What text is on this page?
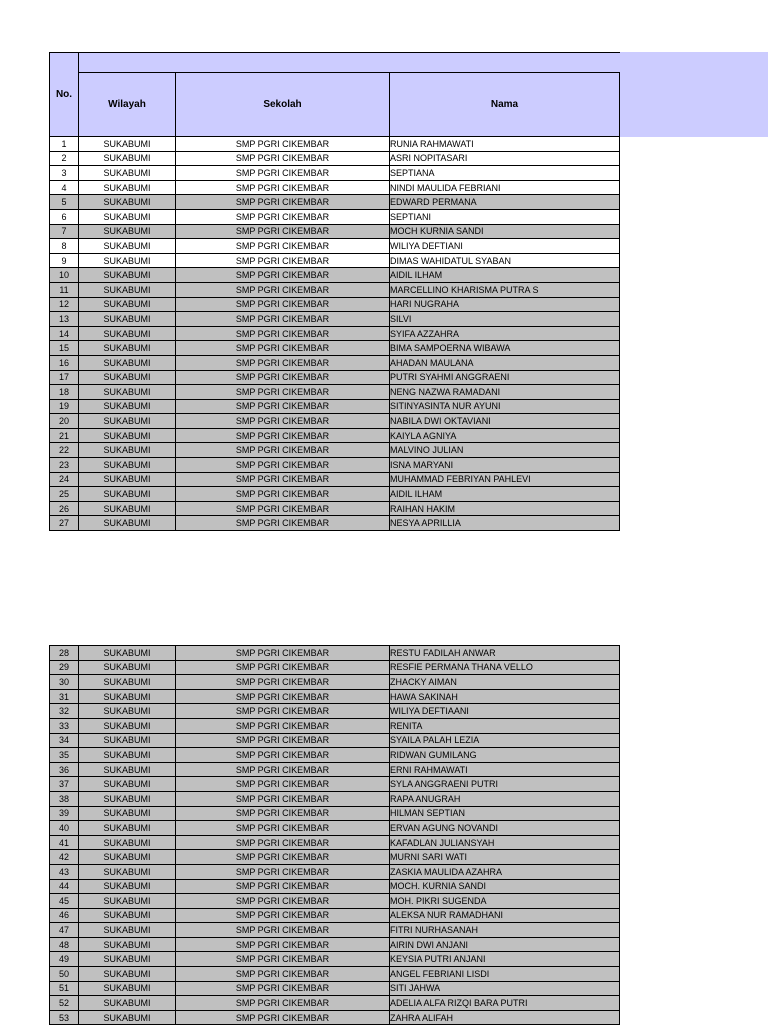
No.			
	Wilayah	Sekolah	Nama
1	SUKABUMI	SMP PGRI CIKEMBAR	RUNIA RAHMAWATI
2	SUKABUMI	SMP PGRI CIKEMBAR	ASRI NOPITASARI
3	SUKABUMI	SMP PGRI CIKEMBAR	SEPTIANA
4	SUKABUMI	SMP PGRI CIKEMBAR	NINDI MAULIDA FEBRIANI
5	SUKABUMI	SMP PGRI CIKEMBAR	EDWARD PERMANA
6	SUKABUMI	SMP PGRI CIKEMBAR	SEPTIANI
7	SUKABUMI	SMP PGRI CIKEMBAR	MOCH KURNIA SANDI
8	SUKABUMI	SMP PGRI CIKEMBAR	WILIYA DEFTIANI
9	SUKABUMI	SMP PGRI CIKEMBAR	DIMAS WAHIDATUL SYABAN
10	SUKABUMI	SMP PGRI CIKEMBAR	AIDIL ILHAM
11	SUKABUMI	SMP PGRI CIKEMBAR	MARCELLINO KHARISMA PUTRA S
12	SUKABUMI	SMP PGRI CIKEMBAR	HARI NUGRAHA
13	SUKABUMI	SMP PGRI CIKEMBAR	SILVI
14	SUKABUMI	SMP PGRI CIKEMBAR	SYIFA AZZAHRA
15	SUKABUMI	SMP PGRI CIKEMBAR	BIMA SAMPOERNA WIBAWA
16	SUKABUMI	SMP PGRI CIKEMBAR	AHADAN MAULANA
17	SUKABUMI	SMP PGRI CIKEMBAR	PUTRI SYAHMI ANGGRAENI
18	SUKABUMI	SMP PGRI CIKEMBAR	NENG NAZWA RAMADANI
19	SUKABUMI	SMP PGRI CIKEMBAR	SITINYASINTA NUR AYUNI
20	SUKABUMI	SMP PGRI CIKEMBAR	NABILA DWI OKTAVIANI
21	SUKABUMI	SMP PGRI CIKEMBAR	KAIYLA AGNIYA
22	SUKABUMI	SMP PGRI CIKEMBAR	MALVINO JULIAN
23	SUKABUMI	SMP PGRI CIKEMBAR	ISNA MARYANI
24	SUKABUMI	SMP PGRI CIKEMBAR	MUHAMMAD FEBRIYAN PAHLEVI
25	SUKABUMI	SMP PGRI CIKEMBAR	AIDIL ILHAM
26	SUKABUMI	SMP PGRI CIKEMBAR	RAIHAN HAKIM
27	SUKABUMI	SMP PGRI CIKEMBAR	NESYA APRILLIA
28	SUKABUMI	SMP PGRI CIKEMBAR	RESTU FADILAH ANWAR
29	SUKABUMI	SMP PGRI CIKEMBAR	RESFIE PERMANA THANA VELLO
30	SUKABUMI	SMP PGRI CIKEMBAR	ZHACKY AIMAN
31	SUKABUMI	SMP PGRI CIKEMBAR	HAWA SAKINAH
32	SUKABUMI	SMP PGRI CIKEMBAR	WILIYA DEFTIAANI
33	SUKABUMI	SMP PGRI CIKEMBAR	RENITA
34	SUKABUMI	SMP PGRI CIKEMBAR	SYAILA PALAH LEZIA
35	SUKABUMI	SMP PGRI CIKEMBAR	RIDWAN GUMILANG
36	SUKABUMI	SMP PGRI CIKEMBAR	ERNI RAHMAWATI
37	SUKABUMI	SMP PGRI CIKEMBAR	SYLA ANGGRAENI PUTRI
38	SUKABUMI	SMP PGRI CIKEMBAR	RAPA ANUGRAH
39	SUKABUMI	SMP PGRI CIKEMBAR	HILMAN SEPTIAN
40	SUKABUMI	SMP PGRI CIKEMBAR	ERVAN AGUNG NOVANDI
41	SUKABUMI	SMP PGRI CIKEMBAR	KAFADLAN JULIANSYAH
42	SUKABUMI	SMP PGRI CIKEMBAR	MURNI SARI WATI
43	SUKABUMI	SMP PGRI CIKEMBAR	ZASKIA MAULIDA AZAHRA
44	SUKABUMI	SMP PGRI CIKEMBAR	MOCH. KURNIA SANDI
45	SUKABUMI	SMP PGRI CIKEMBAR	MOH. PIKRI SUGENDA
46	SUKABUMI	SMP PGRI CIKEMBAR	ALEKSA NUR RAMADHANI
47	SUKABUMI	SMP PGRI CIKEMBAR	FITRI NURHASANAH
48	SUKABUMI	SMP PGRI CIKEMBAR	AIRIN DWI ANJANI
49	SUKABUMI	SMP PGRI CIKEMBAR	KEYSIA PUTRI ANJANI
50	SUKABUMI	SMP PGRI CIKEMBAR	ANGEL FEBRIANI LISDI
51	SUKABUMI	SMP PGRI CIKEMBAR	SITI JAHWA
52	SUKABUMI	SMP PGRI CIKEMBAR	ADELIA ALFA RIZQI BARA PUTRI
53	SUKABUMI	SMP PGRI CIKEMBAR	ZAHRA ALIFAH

····················

> [TASK DETAILS] Without the pictures, write out all of the material exactly.

> [TASK OUTPUT]
What text is on this page?
No.			
	Wilayah	Sekolah	Nama
1	SUKABUMI	SMP PGRI CIKEMBAR	RUNIA RAHMAWATI
2	SUKABUMI	SMP PGRI CIKEMBAR	ASRI NOPITASARI
3	SUKABUMI	SMP PGRI CIKEMBAR	SEPTIANA
4	SUKABUMI	SMP PGRI CIKEMBAR	NINDI MAULIDA FEBRIANI
5	SUKABUMI	SMP PGRI CIKEMBAR	EDWARD PERMANA
6	SUKABUMI	SMP PGRI CIKEMBAR	SEPTIANI
7	SUKABUMI	SMP PGRI CIKEMBAR	MOCH KURNIA SANDI
8	SUKABUMI	SMP PGRI CIKEMBAR	WILIYA DEFTIANI
9	SUKABUMI	SMP PGRI CIKEMBAR	DIMAS WAHIDATUL SYABAN
10	SUKABUMI	SMP PGRI CIKEMBAR	AIDIL ILHAM
11	SUKABUMI	SMP PGRI CIKEMBAR	MARCELLINO KHARISMA PUTRA S
12	SUKABUMI	SMP PGRI CIKEMBAR	HARI NUGRAHA
13	SUKABUMI	SMP PGRI CIKEMBAR	SILVI
14	SUKABUMI	SMP PGRI CIKEMBAR	SYIFA AZZAHRA
15	SUKABUMI	SMP PGRI CIKEMBAR	BIMA SAMPOERNA WIBAWA
16	SUKABUMI	SMP PGRI CIKEMBAR	AHADAN MAULANA
17	SUKABUMI	SMP PGRI CIKEMBAR	PUTRI SYAHMI ANGGRAENI
18	SUKABUMI	SMP PGRI CIKEMBAR	NENG NAZWA RAMADANI
19	SUKABUMI	SMP PGRI CIKEMBAR	SITINYASINTA NUR AYUNI
20	SUKABUMI	SMP PGRI CIKEMBAR	NABILA DWI OKTAVIANI
21	SUKABUMI	SMP PGRI CIKEMBAR	KAIYLA AGNIYA
22	SUKABUMI	SMP PGRI CIKEMBAR	MALVINO JULIAN
23	SUKABUMI	SMP PGRI CIKEMBAR	ISNA MARYANI
24	SUKABUMI	SMP PGRI CIKEMBAR	MUHAMMAD FEBRIYAN PAHLEVI
25	SUKABUMI	SMP PGRI CIKEMBAR	AIDIL ILHAM
26	SUKABUMI	SMP PGRI CIKEMBAR	RAIHAN HAKIM
27	SUKABUMI	SMP PGRI CIKEMBAR	NESYA APRILLIA
28	SUKABUMI	SMP PGRI CIKEMBAR	RESTU FADILAH ANWAR
29	SUKABUMI	SMP PGRI CIKEMBAR	RESFIE PERMANA THANA VELLO
30	SUKABUMI	SMP PGRI CIKEMBAR	ZHACKY AIMAN
31	SUKABUMI	SMP PGRI CIKEMBAR	HAWA SAKINAH
32	SUKABUMI	SMP PGRI CIKEMBAR	WILIYA DEFTIAANI
33	SUKABUMI	SMP PGRI CIKEMBAR	RENITA
34	SUKABUMI	SMP PGRI CIKEMBAR	SYAILA PALAH LEZIA
35	SUKABUMI	SMP PGRI CIKEMBAR	RIDWAN GUMILANG
36	SUKABUMI	SMP PGRI CIKEMBAR	ERNI RAHMAWATI
37	SUKABUMI	SMP PGRI CIKEMBAR	SYLA ANGGRAENI PUTRI
38	SUKABUMI	SMP PGRI CIKEMBAR	RAPA ANUGRAH
39	SUKABUMI	SMP PGRI CIKEMBAR	HILMAN SEPTIAN
40	SUKABUMI	SMP PGRI CIKEMBAR	ERVAN AGUNG NOVANDI
41	SUKABUMI	SMP PGRI CIKEMBAR	KAFADLAN JULIANSYAH
42	SUKABUMI	SMP PGRI CIKEMBAR	MURNI SARI WATI
43	SUKABUMI	SMP PGRI CIKEMBAR	ZASKIA MAULIDA AZAHRA
44	SUKABUMI	SMP PGRI CIKEMBAR	MOCH. KURNIA SANDI
45	SUKABUMI	SMP PGRI CIKEMBAR	MOH. PIKRI SUGENDA
46	SUKABUMI	SMP PGRI CIKEMBAR	ALEKSA NUR RAMADHANI
47	SUKABUMI	SMP PGRI CIKEMBAR	FITRI NURHASANAH
48	SUKABUMI	SMP PGRI CIKEMBAR	AIRIN DWI ANJANI
49	SUKABUMI	SMP PGRI CIKEMBAR	KEYSIA PUTRI ANJANI
50	SUKABUMI	SMP PGRI CIKEMBAR	ANGEL FEBRIANI LISDI
51	SUKABUMI	SMP PGRI CIKEMBAR	SITI JAHWA
52	SUKABUMI	SMP PGRI CIKEMBAR	ADELIA ALFA RIZQI BARA PUTRI
53	SUKABUMI	SMP PGRI CIKEMBAR	ZAHRA ALIFAH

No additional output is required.